---------- Information supplied

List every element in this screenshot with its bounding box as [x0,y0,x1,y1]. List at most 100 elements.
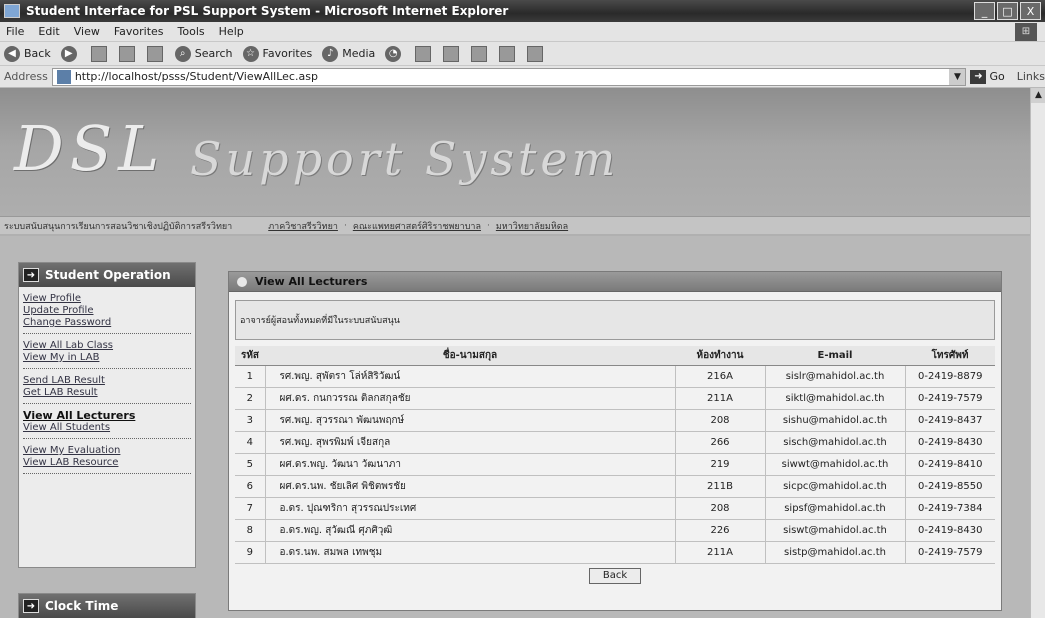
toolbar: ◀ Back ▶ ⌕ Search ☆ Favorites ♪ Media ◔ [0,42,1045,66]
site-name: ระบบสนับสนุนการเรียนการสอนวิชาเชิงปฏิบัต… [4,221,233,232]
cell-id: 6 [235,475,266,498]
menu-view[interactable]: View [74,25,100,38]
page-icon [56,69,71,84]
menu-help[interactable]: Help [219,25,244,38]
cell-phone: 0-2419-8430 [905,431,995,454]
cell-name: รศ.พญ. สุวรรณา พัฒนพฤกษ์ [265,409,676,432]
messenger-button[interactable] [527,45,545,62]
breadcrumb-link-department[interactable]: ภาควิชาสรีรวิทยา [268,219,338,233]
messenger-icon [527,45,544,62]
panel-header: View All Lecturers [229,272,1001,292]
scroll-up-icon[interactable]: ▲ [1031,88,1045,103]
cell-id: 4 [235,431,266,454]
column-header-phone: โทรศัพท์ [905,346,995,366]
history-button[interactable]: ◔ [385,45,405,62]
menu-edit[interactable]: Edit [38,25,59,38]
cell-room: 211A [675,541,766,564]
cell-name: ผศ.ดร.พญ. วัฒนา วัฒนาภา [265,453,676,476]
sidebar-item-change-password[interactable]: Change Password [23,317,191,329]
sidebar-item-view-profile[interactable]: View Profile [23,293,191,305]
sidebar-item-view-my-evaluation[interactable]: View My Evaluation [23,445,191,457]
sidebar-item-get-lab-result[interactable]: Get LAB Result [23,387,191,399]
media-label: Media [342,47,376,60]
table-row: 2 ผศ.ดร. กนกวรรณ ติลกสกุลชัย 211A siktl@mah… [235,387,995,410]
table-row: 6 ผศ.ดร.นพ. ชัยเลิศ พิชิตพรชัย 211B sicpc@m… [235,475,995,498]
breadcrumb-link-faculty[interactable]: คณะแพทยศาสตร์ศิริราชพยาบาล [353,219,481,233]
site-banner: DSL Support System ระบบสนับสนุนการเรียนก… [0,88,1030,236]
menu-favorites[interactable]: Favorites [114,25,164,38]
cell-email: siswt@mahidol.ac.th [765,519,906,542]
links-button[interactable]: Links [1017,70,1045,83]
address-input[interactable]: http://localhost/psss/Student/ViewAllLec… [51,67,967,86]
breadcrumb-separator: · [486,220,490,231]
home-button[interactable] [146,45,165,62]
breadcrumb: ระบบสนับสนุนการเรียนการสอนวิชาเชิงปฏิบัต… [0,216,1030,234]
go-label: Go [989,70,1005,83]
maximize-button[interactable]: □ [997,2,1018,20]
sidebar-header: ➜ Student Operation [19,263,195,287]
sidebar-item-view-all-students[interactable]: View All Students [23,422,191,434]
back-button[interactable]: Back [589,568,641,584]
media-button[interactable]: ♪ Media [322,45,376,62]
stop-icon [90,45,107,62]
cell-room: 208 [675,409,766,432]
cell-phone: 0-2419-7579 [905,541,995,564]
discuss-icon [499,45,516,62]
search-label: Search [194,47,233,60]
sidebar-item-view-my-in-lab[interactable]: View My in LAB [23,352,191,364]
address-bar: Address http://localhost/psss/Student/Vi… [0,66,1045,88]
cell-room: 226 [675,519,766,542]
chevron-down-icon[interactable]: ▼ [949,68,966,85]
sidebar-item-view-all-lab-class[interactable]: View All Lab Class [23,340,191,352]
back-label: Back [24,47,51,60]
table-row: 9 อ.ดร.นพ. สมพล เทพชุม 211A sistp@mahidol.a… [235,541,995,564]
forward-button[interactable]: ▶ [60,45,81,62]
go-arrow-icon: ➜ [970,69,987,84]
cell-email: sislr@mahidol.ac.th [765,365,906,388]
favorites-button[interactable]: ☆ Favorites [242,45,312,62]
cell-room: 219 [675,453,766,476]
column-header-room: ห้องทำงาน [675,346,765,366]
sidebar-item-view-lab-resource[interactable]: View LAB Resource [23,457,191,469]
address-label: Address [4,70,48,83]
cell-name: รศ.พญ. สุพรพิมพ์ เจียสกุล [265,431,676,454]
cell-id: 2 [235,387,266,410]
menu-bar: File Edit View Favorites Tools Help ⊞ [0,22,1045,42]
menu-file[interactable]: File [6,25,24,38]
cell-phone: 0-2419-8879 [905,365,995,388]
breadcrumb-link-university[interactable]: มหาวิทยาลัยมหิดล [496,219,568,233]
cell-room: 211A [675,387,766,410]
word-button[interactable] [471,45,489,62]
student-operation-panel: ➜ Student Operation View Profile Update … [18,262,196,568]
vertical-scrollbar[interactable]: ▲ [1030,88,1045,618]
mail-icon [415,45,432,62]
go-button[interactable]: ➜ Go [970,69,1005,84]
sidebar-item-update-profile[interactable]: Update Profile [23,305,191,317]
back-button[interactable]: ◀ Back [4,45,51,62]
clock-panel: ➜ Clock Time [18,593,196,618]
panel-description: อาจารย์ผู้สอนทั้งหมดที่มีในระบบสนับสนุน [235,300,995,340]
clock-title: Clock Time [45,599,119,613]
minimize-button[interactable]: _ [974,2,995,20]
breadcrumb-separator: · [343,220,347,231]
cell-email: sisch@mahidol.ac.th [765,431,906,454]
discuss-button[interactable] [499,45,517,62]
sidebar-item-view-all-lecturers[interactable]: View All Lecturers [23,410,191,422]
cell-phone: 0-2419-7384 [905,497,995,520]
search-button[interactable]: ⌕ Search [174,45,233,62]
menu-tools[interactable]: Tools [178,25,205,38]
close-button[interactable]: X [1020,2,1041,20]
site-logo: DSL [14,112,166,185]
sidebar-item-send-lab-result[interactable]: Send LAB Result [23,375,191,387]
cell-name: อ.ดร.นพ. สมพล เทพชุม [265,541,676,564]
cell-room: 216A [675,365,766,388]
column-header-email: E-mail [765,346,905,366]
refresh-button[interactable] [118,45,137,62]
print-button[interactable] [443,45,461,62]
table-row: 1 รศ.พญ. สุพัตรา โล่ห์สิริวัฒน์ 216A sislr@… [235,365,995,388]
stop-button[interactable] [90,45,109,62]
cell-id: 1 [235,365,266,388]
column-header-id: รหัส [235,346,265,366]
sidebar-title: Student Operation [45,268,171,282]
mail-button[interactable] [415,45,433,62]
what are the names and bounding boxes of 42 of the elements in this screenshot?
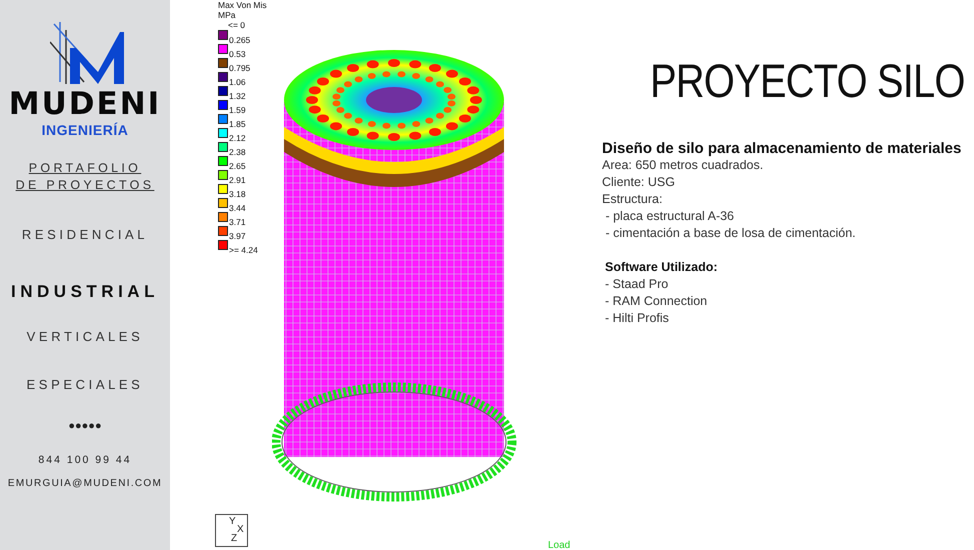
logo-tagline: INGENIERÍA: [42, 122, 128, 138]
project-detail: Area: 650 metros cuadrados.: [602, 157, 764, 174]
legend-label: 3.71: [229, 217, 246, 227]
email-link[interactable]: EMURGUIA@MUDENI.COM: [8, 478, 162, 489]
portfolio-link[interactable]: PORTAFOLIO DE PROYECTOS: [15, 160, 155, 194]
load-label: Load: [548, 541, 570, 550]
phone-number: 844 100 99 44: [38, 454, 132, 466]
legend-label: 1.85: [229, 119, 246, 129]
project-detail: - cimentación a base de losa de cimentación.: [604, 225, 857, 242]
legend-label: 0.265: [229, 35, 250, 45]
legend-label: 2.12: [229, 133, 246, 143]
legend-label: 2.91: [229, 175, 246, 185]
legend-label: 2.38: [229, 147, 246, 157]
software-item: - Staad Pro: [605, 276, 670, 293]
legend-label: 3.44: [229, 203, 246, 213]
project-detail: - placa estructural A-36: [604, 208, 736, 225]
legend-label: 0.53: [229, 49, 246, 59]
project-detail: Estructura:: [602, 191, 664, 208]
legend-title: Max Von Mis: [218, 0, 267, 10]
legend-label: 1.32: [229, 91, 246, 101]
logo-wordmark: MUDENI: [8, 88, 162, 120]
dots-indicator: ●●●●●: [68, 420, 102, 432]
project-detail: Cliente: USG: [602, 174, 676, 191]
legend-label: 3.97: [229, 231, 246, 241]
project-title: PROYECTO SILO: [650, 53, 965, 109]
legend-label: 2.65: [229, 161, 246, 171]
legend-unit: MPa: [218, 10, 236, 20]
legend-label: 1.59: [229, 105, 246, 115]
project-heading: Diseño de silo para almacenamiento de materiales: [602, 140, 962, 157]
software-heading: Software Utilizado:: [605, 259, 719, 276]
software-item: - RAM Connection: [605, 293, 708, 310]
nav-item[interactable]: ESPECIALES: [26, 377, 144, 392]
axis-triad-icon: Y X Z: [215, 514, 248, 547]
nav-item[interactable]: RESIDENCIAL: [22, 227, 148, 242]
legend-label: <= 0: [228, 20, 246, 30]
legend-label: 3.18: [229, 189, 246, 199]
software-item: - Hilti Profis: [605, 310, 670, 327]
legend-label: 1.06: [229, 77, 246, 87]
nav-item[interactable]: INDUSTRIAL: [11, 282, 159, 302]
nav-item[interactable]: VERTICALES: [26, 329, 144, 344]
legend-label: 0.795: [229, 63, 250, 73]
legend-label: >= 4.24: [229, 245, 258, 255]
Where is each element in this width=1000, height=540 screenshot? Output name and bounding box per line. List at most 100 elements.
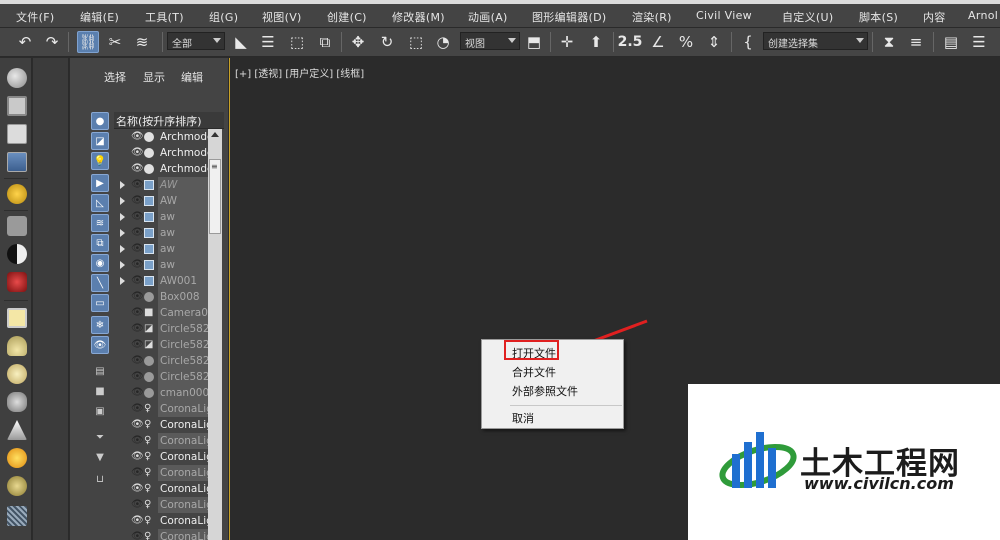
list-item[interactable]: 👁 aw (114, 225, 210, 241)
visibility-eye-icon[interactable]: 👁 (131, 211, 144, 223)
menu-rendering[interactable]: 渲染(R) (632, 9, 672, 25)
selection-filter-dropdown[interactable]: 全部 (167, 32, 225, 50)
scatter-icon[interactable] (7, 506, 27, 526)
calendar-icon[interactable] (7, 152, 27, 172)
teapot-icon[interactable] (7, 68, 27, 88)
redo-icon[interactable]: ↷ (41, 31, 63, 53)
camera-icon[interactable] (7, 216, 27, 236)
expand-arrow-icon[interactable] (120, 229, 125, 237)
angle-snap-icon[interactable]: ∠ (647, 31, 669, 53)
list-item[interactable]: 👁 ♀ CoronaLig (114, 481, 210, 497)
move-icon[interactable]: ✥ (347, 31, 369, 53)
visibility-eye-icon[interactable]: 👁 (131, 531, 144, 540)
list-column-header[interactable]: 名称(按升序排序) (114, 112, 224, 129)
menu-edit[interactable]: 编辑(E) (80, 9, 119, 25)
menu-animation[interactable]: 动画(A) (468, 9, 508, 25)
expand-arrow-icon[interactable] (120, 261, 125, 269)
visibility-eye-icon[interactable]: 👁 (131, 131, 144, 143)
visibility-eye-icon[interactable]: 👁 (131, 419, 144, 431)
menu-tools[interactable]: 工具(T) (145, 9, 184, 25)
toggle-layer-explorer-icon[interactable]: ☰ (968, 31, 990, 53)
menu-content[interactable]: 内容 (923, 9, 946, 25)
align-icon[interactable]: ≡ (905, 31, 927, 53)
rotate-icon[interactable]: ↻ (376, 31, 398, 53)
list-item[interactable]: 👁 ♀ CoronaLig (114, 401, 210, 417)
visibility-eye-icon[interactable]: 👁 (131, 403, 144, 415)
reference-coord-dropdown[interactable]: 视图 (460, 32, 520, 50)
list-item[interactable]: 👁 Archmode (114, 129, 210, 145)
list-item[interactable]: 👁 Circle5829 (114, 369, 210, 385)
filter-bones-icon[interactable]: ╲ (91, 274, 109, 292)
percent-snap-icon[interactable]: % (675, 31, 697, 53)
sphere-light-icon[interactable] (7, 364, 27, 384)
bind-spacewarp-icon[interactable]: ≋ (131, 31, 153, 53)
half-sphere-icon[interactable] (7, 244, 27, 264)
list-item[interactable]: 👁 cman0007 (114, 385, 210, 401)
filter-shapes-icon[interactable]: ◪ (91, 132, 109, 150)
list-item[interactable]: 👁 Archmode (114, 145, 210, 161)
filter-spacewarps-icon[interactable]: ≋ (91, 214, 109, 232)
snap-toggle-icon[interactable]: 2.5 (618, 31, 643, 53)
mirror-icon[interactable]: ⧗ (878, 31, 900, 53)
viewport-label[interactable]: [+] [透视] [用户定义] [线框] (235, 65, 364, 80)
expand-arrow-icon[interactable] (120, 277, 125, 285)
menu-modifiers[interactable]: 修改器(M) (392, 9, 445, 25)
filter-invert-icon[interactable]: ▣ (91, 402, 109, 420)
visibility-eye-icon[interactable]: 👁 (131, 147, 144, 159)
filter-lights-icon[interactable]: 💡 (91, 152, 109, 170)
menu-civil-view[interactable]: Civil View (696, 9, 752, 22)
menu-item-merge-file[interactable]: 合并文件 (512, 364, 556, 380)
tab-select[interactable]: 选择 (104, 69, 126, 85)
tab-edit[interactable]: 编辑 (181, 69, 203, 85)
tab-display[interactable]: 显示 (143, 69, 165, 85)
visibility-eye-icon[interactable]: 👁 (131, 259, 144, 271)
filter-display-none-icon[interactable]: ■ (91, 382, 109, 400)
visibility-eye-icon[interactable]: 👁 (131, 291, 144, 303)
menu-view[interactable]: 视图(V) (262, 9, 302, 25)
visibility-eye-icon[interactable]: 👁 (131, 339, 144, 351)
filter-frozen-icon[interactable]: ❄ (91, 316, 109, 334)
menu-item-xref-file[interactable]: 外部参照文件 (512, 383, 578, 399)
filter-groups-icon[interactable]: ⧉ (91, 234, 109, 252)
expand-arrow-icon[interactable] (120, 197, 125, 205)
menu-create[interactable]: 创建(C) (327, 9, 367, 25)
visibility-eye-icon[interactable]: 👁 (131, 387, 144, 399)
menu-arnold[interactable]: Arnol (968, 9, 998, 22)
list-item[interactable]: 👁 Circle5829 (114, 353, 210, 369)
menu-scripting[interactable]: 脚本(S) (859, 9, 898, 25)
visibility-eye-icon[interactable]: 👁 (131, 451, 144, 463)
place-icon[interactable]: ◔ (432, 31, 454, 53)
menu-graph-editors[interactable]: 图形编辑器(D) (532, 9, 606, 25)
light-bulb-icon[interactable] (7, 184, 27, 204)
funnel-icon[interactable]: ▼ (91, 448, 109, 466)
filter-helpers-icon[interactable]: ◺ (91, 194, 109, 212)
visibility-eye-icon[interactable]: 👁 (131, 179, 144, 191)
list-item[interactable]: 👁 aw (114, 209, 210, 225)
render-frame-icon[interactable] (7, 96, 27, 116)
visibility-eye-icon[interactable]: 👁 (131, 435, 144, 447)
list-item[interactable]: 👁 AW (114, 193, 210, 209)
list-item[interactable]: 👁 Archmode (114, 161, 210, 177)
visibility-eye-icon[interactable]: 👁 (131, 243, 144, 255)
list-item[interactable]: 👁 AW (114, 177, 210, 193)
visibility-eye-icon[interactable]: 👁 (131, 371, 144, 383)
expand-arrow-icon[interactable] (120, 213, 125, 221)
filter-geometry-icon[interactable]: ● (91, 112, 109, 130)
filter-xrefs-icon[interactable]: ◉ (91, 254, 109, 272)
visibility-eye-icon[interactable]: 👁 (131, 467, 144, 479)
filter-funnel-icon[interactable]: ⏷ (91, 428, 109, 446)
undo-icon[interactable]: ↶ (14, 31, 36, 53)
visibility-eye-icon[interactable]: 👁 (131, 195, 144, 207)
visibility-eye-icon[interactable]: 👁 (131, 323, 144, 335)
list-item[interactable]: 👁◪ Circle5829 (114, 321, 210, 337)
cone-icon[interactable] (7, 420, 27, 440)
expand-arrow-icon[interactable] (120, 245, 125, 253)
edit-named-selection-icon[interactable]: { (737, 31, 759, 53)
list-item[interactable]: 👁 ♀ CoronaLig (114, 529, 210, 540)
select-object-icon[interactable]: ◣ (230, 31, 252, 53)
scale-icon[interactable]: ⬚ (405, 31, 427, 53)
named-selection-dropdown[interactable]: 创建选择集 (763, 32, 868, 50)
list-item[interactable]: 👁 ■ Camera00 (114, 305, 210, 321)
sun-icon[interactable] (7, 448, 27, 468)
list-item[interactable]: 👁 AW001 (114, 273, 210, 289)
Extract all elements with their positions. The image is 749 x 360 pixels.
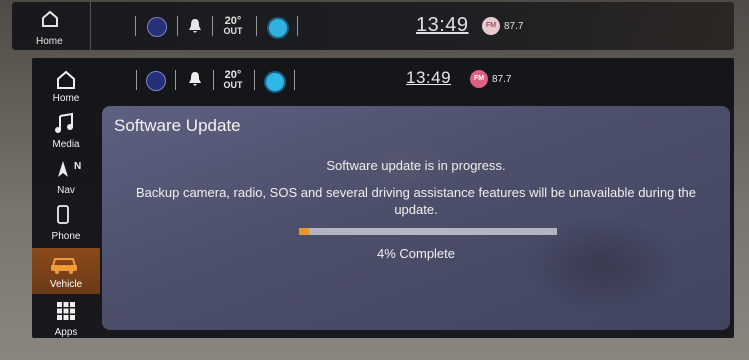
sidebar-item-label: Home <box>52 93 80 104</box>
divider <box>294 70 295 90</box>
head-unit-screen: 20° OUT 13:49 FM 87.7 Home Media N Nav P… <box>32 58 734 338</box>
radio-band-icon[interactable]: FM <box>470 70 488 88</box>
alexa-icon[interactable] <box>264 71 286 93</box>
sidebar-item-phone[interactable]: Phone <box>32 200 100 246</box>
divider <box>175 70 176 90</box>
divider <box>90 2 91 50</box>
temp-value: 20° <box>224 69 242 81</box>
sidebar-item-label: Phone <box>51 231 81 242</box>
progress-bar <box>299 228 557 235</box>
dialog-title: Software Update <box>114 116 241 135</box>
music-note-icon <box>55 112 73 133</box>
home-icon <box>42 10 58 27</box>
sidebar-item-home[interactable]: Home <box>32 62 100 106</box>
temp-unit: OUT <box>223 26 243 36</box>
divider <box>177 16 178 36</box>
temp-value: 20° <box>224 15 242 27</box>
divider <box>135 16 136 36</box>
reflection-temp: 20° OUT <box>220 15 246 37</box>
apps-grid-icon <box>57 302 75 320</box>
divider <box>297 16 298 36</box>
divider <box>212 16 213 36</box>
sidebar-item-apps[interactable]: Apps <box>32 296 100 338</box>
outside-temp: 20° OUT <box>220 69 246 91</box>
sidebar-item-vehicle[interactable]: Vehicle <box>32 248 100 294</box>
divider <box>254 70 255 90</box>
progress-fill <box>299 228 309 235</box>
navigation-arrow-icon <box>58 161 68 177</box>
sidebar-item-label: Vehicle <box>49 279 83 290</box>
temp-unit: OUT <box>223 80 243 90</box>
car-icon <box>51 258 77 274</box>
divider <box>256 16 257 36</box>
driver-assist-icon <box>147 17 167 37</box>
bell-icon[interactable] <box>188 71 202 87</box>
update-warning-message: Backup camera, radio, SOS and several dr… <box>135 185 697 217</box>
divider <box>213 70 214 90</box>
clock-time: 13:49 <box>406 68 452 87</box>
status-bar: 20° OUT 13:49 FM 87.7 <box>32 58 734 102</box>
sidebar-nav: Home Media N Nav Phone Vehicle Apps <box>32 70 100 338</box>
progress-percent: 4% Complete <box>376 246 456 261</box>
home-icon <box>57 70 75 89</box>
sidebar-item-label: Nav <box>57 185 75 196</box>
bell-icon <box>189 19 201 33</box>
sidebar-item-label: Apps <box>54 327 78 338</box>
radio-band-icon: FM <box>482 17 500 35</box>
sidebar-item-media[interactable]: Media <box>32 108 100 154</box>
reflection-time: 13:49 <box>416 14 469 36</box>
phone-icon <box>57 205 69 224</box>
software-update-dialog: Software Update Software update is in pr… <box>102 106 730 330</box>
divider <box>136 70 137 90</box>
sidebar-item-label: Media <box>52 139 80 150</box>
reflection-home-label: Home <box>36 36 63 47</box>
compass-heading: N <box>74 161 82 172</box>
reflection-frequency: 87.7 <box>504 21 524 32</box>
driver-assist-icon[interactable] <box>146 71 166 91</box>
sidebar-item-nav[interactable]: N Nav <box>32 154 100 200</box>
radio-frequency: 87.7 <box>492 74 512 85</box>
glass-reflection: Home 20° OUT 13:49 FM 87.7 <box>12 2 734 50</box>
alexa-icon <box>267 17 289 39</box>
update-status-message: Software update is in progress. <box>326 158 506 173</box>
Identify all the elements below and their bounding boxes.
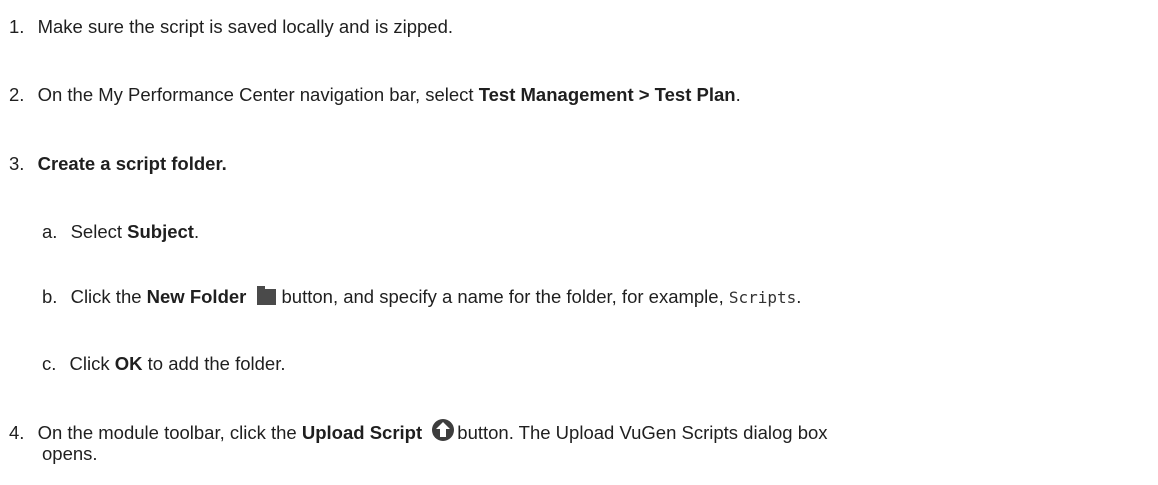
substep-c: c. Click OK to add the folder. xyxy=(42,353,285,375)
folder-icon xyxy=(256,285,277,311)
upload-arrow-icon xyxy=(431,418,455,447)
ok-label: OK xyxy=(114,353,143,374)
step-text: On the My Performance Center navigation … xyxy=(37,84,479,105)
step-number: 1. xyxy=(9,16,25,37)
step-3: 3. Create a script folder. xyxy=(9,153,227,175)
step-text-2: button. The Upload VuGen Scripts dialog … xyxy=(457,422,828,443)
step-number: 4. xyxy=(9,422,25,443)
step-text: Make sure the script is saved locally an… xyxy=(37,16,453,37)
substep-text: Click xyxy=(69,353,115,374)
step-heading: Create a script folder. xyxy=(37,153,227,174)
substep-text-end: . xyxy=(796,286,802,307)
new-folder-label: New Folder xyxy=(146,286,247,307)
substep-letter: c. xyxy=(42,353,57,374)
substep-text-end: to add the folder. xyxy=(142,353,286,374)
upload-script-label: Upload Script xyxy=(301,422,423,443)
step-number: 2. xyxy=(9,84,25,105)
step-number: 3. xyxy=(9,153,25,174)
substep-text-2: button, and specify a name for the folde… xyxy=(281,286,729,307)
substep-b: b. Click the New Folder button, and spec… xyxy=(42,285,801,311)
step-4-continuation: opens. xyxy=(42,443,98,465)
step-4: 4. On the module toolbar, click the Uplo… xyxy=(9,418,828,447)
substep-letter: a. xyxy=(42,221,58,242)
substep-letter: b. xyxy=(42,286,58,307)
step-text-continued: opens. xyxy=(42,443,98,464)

--------------------

• Objective
List each line of the rows above that contains the string "divider", copying every such line in full. Case counts.

• Exercise response
divider <box>294 70 295 90</box>
divider <box>175 70 176 90</box>
divider <box>90 2 91 50</box>
divider <box>177 16 178 36</box>
divider <box>135 16 136 36</box>
divider <box>297 16 298 36</box>
divider <box>212 16 213 36</box>
divider <box>254 70 255 90</box>
divider <box>256 16 257 36</box>
divider <box>213 70 214 90</box>
divider <box>136 70 137 90</box>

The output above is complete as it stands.